§ **RECORDS PROVIDED**:

╔══

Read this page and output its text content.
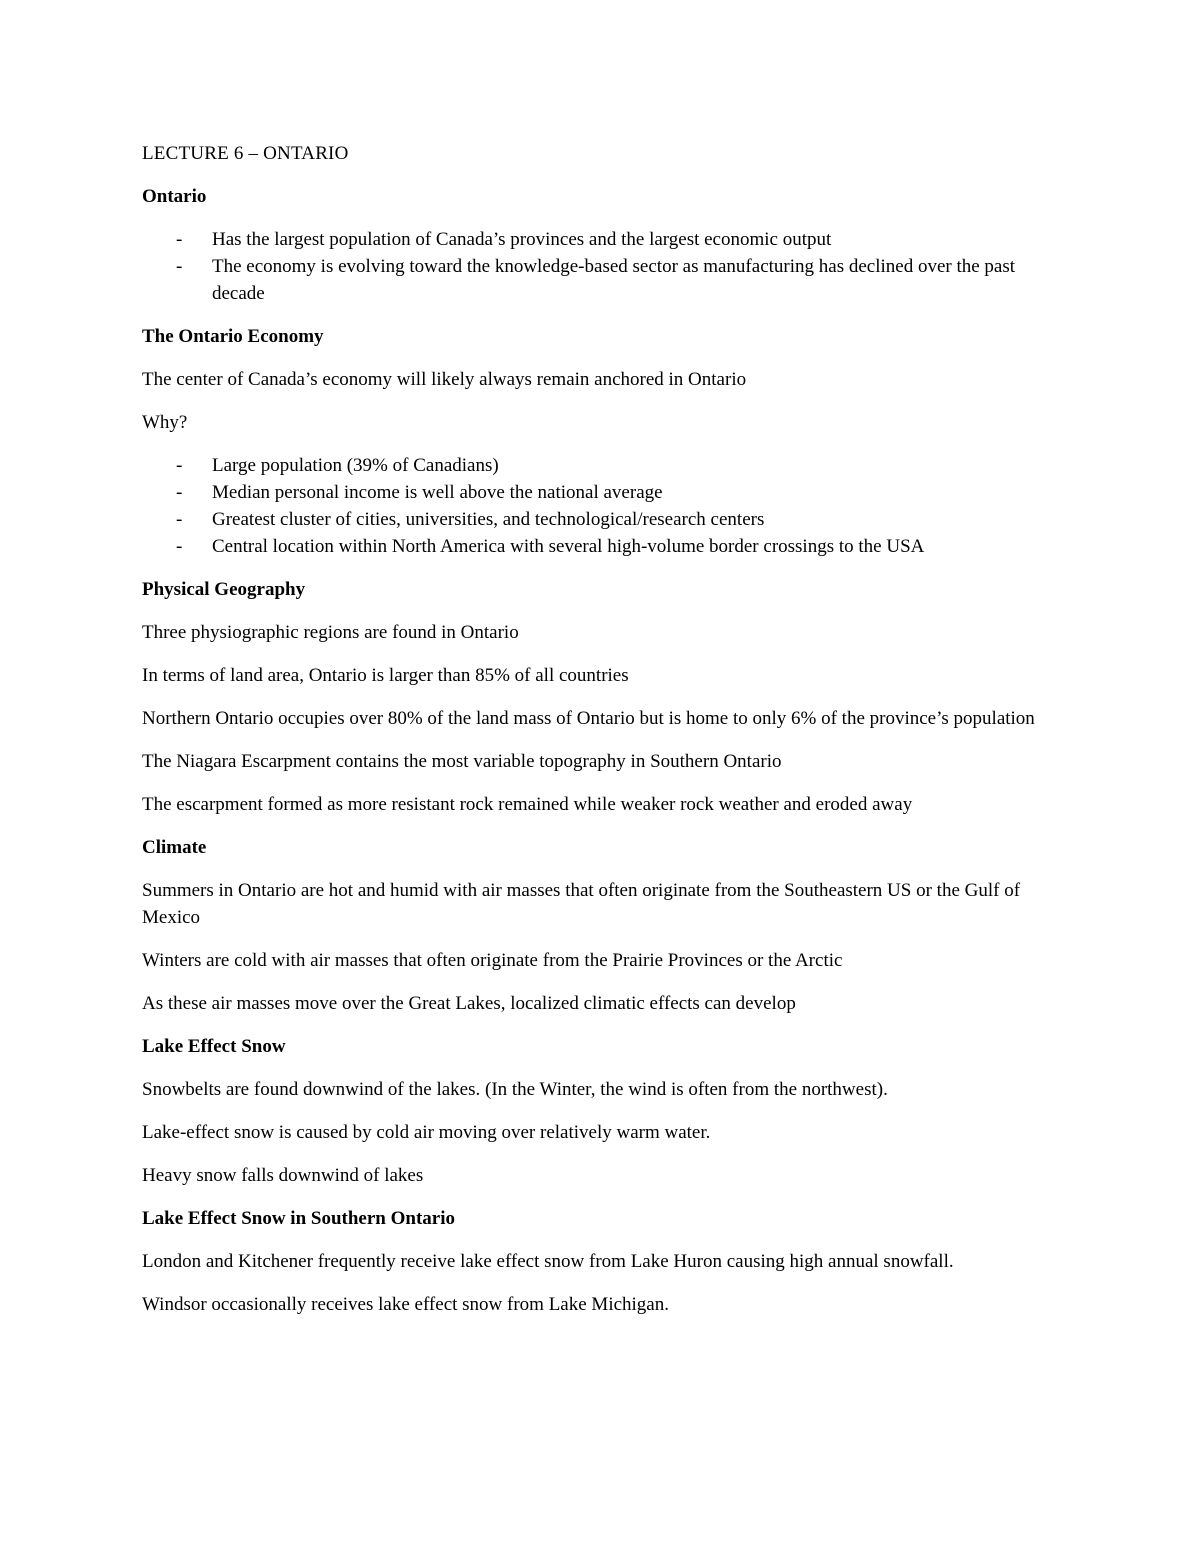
LECTURE 6 – ONTARIO
Ontario
- Has the largest population of Canada’s provinces and the largest economic output
- The economy is evolving toward the knowledge-based sector as manufacturing has declined over the past decade
The Ontario Economy
The center of Canada’s economy will likely always remain anchored in Ontario
Why?
- Large population (39% of Canadians)
- Median personal income is well above the national average
- Greatest cluster of cities, universities, and technological/research centers
- Central location within North America with several high-volume border crossings to the USA
Physical Geography
Three physiographic regions are found in Ontario
In terms of land area, Ontario is larger than 85% of all countries
Northern Ontario occupies over 80% of the land mass of Ontario but is home to only 6% of the province’s population
The Niagara Escarpment contains the most variable topography in Southern Ontario
The escarpment formed as more resistant rock remained while weaker rock weather and eroded away
Climate
Summers in Ontario are hot and humid with air masses that often originate from the Southeastern US or the Gulf of Mexico
Winters are cold with air masses that often originate from the Prairie Provinces or the Arctic
As these air masses move over the Great Lakes, localized climatic effects can develop
Lake Effect Snow
Snowbelts are found downwind of the lakes. (In the Winter, the wind is often from the northwest).
Lake-effect snow is caused by cold air moving over relatively warm water.
Heavy snow falls downwind of lakes
Lake Effect Snow in Southern Ontario
London and Kitchener frequently receive lake effect snow from Lake Huron causing high annual snowfall.
Windsor occasionally receives lake effect snow from Lake Michigan.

╚══

Each entry must be retyped word for word, with every image omitted.

§ **WORKED ANSWER**:
Read this page and output its text content.
LECTURE 6 – ONTARIO
Ontario
- Has the largest population of Canada’s provinces and the largest economic output
- The economy is evolving toward the knowledge-based sector as manufacturing has declined over the past decade
The Ontario Economy
The center of Canada’s economy will likely always remain anchored in Ontario
Why?
- Large population (39% of Canadians)
- Median personal income is well above the national average
- Greatest cluster of cities, universities, and technological/research centers
- Central location within North America with several high-volume border crossings to the USA
Physical Geography
Three physiographic regions are found in Ontario
In terms of land area, Ontario is larger than 85% of all countries
Northern Ontario occupies over 80% of the land mass of Ontario but is home to only 6% of the province’s population
The Niagara Escarpment contains the most variable topography in Southern Ontario
The escarpment formed as more resistant rock remained while weaker rock weather and eroded away
Climate
Summers in Ontario are hot and humid with air masses that often originate from the Southeastern US or the Gulf of Mexico
Winters are cold with air masses that often originate from the Prairie Provinces or the Arctic
As these air masses move over the Great Lakes, localized climatic effects can develop
Lake Effect Snow
Snowbelts are found downwind of the lakes. (In the Winter, the wind is often from the northwest).
Lake-effect snow is caused by cold air moving over relatively warm water.
Heavy snow falls downwind of lakes
Lake Effect Snow in Southern Ontario
London and Kitchener frequently receive lake effect snow from Lake Huron causing high annual snowfall.
Windsor occasionally receives lake effect snow from Lake Michigan.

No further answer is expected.